| Material for this task |
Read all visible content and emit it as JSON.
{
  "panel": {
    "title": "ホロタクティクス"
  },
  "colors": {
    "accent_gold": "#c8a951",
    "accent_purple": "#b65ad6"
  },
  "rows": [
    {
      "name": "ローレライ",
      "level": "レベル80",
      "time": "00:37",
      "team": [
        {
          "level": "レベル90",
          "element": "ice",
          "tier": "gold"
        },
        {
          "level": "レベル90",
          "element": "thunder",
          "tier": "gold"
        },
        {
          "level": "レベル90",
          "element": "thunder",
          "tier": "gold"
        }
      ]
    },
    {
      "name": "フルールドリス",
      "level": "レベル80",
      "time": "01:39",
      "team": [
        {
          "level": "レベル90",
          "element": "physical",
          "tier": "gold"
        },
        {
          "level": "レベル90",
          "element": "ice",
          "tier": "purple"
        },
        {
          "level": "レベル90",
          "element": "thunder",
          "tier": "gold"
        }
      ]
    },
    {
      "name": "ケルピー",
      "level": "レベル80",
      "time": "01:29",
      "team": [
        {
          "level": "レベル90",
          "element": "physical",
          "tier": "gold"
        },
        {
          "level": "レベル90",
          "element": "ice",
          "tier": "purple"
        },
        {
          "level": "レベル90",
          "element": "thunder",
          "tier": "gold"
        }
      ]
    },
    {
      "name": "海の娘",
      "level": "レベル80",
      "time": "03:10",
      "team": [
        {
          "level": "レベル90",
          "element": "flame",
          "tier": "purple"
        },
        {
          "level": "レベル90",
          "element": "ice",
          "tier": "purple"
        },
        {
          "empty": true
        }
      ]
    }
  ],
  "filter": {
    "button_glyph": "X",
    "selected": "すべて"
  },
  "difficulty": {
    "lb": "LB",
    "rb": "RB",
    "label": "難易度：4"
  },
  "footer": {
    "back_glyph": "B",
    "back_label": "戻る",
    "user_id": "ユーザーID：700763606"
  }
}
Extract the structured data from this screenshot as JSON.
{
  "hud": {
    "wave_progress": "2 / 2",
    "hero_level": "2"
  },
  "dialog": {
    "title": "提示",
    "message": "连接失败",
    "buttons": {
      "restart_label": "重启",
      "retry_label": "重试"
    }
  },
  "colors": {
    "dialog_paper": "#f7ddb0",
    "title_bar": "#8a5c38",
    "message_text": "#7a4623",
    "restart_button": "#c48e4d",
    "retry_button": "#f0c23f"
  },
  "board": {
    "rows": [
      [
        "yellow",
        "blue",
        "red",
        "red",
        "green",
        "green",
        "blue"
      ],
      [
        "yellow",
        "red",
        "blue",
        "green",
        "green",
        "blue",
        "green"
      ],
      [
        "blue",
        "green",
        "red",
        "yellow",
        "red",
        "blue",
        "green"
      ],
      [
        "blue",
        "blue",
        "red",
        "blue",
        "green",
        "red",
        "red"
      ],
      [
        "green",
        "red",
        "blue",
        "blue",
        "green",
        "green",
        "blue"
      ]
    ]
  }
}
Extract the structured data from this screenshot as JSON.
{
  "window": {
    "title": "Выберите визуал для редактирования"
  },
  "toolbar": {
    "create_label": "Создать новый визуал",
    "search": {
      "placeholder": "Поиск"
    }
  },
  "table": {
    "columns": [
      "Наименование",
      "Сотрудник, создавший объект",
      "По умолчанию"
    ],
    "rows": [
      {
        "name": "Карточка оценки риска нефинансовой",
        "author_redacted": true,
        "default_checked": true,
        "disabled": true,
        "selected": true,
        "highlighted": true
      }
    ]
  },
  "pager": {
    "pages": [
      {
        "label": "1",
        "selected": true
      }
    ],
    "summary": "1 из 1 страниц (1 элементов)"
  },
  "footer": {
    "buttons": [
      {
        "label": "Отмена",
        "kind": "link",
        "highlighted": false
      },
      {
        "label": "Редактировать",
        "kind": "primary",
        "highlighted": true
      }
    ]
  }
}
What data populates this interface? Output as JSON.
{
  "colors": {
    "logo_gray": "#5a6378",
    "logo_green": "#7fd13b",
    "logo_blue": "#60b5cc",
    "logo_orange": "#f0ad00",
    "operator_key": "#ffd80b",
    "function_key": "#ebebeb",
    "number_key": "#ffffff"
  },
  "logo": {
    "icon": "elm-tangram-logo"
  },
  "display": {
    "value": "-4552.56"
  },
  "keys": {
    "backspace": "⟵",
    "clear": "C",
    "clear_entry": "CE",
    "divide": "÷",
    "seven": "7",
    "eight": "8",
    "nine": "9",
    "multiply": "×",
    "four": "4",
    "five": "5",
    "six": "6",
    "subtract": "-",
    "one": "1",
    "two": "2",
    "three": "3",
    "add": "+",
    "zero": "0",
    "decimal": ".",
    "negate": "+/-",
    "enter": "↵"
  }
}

| What is needed |
Word for word, quote all of the data above.

| Full answer |
Read all visible content and emit it as JSON.
{
  "panel": {
    "title": "ホロタクティクス"
  },
  "colors": {
    "accent_gold": "#c8a951",
    "accent_purple": "#b65ad6"
  },
  "rows": [
    {
      "name": "ローレライ",
      "level": "レベル80",
      "time": "00:37",
      "team": [
        {
          "level": "レベル90",
          "element": "ice",
          "tier": "gold"
        },
        {
          "level": "レベル90",
          "element": "thunder",
          "tier": "gold"
        },
        {
          "level": "レベル90",
          "element": "thunder",
          "tier": "gold"
        }
      ]
    },
    {
      "name": "フルールドリス",
      "level": "レベル80",
      "time": "01:39",
      "team": [
        {
          "level": "レベル90",
          "element": "physical",
          "tier": "gold"
        },
        {
          "level": "レベル90",
          "element": "ice",
          "tier": "purple"
        },
        {
          "level": "レベル90",
          "element": "thunder",
          "tier": "gold"
        }
      ]
    },
    {
      "name": "ケルピー",
      "level": "レベル80",
      "time": "01:29",
      "team": [
        {
          "level": "レベル90",
          "element": "physical",
          "tier": "gold"
        },
        {
          "level": "レベル90",
          "element": "ice",
          "tier": "purple"
        },
        {
          "level": "レベル90",
          "element": "thunder",
          "tier": "gold"
        }
      ]
    },
    {
      "name": "海の娘",
      "level": "レベル80",
      "time": "03:10",
      "team": [
        {
          "level": "レベル90",
          "element": "flame",
          "tier": "purple"
        },
        {
          "level": "レベル90",
          "element": "ice",
          "tier": "purple"
        },
        {
          "empty": true
        }
      ]
    }
  ],
  "filter": {
    "button_glyph": "X",
    "selected": "すべて"
  },
  "difficulty": {
    "lb": "LB",
    "rb": "RB",
    "label": "難易度：4"
  },
  "footer": {
    "back_glyph": "B",
    "back_label": "戻る",
    "user_id": "ユーザーID：700763606"
  }
}
Extract the structured data from this screenshot as JSON.
{
  "hud": {
    "wave_progress": "2 / 2",
    "hero_level": "2"
  },
  "dialog": {
    "title": "提示",
    "message": "连接失败",
    "buttons": {
      "restart_label": "重启",
      "retry_label": "重试"
    }
  },
  "colors": {
    "dialog_paper": "#f7ddb0",
    "title_bar": "#8a5c38",
    "message_text": "#7a4623",
    "restart_button": "#c48e4d",
    "retry_button": "#f0c23f"
  },
  "board": {
    "rows": [
      [
        "yellow",
        "blue",
        "red",
        "red",
        "green",
        "green",
        "blue"
      ],
      [
        "yellow",
        "red",
        "blue",
        "green",
        "green",
        "blue",
        "green"
      ],
      [
        "blue",
        "green",
        "red",
        "yellow",
        "red",
        "blue",
        "green"
      ],
      [
        "blue",
        "blue",
        "red",
        "blue",
        "green",
        "red",
        "red"
      ],
      [
        "green",
        "red",
        "blue",
        "blue",
        "green",
        "green",
        "blue"
      ]
    ]
  }
}
Extract the structured data from this screenshot as JSON.
{
  "window": {
    "title": "Выберите визуал для редактирования"
  },
  "toolbar": {
    "create_label": "Создать новый визуал",
    "search": {
      "placeholder": "Поиск"
    }
  },
  "table": {
    "columns": [
      "Наименование",
      "Сотрудник, создавший объект",
      "По умолчанию"
    ],
    "rows": [
      {
        "name": "Карточка оценки риска нефинансовой",
        "author_redacted": true,
        "default_checked": true,
        "disabled": true,
        "selected": true,
        "highlighted": true
      }
    ]
  },
  "pager": {
    "pages": [
      {
        "label": "1",
        "selected": true
      }
    ],
    "summary": "1 из 1 страниц (1 элементов)"
  },
  "footer": {
    "buttons": [
      {
        "label": "Отмена",
        "kind": "link",
        "highlighted": false
      },
      {
        "label": "Редактировать",
        "kind": "primary",
        "highlighted": true
      }
    ]
  }
}
What data populates this interface? Output as JSON.
{
  "colors": {
    "logo_gray": "#5a6378",
    "logo_green": "#7fd13b",
    "logo_blue": "#60b5cc",
    "logo_orange": "#f0ad00",
    "operator_key": "#ffd80b",
    "function_key": "#ebebeb",
    "number_key": "#ffffff"
  },
  "logo": {
    "icon": "elm-tangram-logo"
  },
  "display": {
    "value": "-4552.56"
  },
  "keys": {
    "backspace": "⟵",
    "clear": "C",
    "clear_entry": "CE",
    "divide": "÷",
    "seven": "7",
    "eight": "8",
    "nine": "9",
    "multiply": "×",
    "four": "4",
    "five": "5",
    "six": "6",
    "subtract": "-",
    "one": "1",
    "two": "2",
    "three": "3",
    "add": "+",
    "zero": "0",
    "decimal": ".",
    "negate": "+/-",
    "enter": "↵"
  }
}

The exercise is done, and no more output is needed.